▶ [Instructions to follow]: Lines that include the word "name" are the ones to copy.

▶ [Records]:

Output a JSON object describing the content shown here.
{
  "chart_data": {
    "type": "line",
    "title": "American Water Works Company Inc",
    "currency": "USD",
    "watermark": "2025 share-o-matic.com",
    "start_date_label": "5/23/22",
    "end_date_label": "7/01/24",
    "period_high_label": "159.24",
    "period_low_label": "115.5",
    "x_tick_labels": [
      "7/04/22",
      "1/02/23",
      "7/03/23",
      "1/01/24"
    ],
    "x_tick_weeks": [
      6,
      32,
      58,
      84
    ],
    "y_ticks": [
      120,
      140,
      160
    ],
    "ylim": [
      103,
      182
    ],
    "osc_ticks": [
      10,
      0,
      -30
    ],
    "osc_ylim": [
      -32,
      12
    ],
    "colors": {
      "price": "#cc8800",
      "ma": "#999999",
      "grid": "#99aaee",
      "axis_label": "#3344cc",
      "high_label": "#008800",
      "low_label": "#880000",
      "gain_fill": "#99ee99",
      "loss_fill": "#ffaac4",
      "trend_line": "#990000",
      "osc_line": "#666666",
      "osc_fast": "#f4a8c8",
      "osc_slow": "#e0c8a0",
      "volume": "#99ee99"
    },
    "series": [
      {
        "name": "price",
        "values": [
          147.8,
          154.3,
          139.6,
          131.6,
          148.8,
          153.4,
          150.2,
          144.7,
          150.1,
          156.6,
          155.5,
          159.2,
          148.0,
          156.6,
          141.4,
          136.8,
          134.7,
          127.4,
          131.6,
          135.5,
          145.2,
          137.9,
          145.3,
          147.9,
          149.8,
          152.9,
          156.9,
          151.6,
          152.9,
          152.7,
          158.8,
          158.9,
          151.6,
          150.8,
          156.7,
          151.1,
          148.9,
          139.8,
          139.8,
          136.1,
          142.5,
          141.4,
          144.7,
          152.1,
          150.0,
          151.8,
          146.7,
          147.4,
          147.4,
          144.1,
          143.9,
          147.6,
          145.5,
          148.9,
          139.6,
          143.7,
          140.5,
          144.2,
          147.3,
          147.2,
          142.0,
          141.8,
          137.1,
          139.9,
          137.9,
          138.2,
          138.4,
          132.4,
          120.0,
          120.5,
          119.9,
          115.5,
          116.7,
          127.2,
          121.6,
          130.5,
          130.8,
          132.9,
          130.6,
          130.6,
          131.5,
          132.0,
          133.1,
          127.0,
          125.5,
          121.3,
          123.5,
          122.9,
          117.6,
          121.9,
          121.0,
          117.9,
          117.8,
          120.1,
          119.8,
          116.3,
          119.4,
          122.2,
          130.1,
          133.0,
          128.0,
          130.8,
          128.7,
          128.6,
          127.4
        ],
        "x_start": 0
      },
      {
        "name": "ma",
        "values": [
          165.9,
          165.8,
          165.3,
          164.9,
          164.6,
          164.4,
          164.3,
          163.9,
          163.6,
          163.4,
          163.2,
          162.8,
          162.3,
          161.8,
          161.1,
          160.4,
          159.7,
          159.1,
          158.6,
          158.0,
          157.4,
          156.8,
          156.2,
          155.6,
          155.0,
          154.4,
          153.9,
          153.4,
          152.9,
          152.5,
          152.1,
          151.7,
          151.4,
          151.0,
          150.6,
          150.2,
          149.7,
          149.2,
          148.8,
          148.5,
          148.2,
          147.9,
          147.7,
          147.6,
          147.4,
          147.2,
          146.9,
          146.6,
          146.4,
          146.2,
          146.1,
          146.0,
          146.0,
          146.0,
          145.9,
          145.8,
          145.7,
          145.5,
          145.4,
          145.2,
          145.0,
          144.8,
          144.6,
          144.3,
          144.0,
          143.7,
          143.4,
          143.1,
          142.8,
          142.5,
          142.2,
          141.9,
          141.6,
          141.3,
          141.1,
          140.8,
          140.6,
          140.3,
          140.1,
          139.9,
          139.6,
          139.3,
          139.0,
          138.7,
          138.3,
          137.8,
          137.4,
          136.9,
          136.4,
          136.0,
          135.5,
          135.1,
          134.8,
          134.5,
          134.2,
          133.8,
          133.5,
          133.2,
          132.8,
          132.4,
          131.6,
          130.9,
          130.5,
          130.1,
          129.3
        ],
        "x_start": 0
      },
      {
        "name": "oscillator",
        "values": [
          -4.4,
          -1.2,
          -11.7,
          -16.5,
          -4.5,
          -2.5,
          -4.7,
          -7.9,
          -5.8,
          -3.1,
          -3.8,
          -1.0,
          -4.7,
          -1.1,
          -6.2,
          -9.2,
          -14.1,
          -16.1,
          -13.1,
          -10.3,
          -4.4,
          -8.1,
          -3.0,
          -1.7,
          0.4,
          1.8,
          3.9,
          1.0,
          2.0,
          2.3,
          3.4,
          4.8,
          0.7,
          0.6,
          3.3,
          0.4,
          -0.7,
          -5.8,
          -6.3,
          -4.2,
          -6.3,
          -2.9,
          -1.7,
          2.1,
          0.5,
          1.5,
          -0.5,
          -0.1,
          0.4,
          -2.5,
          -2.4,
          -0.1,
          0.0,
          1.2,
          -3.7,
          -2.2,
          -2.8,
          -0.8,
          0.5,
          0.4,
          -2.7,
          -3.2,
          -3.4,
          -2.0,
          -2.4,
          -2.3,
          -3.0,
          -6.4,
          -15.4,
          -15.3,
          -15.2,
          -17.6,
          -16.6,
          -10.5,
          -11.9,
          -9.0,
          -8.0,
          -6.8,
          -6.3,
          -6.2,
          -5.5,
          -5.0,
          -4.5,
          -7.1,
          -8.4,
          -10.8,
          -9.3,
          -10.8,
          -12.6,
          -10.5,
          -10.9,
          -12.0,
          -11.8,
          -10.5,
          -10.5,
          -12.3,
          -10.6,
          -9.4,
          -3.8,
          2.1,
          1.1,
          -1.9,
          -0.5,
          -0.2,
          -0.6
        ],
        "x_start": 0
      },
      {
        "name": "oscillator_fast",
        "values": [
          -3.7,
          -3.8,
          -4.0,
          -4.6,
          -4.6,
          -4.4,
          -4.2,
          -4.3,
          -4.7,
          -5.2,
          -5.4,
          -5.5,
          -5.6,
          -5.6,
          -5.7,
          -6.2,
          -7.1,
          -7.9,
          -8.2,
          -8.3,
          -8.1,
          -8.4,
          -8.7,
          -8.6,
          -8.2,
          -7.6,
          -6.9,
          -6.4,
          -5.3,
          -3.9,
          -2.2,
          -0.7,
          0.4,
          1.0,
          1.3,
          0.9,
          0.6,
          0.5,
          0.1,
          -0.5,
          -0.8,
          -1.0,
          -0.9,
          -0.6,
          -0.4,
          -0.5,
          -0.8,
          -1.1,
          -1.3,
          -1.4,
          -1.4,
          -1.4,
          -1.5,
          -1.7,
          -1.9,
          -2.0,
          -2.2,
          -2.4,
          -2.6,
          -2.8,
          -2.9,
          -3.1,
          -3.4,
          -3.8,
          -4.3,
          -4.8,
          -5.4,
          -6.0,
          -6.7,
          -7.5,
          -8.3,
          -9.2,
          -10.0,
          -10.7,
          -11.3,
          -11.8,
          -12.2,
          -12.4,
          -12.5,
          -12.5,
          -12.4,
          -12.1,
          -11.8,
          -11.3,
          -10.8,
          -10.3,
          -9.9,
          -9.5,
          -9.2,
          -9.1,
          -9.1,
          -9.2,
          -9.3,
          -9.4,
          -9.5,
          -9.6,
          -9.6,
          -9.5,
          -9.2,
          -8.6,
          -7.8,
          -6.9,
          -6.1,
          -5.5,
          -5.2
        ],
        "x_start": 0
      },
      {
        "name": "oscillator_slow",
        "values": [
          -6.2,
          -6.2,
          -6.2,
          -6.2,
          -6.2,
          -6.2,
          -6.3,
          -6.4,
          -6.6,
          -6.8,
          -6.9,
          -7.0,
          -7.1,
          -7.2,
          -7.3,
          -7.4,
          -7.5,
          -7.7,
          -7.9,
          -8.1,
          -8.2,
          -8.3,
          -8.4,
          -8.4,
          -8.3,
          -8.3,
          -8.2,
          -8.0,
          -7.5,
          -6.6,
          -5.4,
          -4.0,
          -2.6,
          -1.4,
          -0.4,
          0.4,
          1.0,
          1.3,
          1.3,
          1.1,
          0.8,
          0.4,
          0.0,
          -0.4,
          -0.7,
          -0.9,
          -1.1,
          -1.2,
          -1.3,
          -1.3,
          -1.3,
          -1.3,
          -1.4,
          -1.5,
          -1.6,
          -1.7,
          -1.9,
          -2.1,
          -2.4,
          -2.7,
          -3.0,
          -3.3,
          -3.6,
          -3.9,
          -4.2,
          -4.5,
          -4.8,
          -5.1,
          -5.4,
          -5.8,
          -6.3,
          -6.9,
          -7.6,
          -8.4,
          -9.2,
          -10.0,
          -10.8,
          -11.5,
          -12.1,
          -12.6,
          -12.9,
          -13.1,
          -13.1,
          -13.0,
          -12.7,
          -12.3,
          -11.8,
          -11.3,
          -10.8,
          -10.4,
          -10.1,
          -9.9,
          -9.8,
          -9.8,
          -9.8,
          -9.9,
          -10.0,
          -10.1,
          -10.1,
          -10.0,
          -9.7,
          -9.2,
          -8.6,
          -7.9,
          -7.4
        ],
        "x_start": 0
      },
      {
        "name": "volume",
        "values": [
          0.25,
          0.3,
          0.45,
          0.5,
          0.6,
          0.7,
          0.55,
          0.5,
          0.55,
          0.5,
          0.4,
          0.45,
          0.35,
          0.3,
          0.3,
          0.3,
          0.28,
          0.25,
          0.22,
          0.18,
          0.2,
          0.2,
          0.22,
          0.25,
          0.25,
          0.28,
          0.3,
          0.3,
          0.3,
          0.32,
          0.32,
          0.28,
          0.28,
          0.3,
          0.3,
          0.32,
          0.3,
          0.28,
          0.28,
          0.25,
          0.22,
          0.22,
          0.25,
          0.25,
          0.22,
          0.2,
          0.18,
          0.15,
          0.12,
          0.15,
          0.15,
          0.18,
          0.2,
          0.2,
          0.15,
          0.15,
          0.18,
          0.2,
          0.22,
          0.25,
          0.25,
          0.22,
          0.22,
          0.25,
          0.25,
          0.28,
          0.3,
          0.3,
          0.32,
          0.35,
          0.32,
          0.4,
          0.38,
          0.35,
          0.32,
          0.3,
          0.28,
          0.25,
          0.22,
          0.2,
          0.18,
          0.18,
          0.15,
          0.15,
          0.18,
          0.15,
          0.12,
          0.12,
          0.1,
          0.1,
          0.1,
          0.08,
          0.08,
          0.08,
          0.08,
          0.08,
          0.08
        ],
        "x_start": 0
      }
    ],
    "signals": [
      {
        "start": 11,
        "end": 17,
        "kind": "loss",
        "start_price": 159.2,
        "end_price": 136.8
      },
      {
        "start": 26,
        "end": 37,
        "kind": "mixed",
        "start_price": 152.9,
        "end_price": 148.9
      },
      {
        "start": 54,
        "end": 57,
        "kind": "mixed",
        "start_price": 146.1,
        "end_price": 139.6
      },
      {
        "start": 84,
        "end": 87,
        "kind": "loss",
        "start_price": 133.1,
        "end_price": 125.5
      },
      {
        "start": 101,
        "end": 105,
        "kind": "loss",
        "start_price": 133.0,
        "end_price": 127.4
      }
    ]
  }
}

▶ [Task solution]:
        "name": "price",
        "name": "ma",
        "name": "oscillator",
        "name": "oscillator_fast",
        "name": "oscillator_slow",
        "name": "volume",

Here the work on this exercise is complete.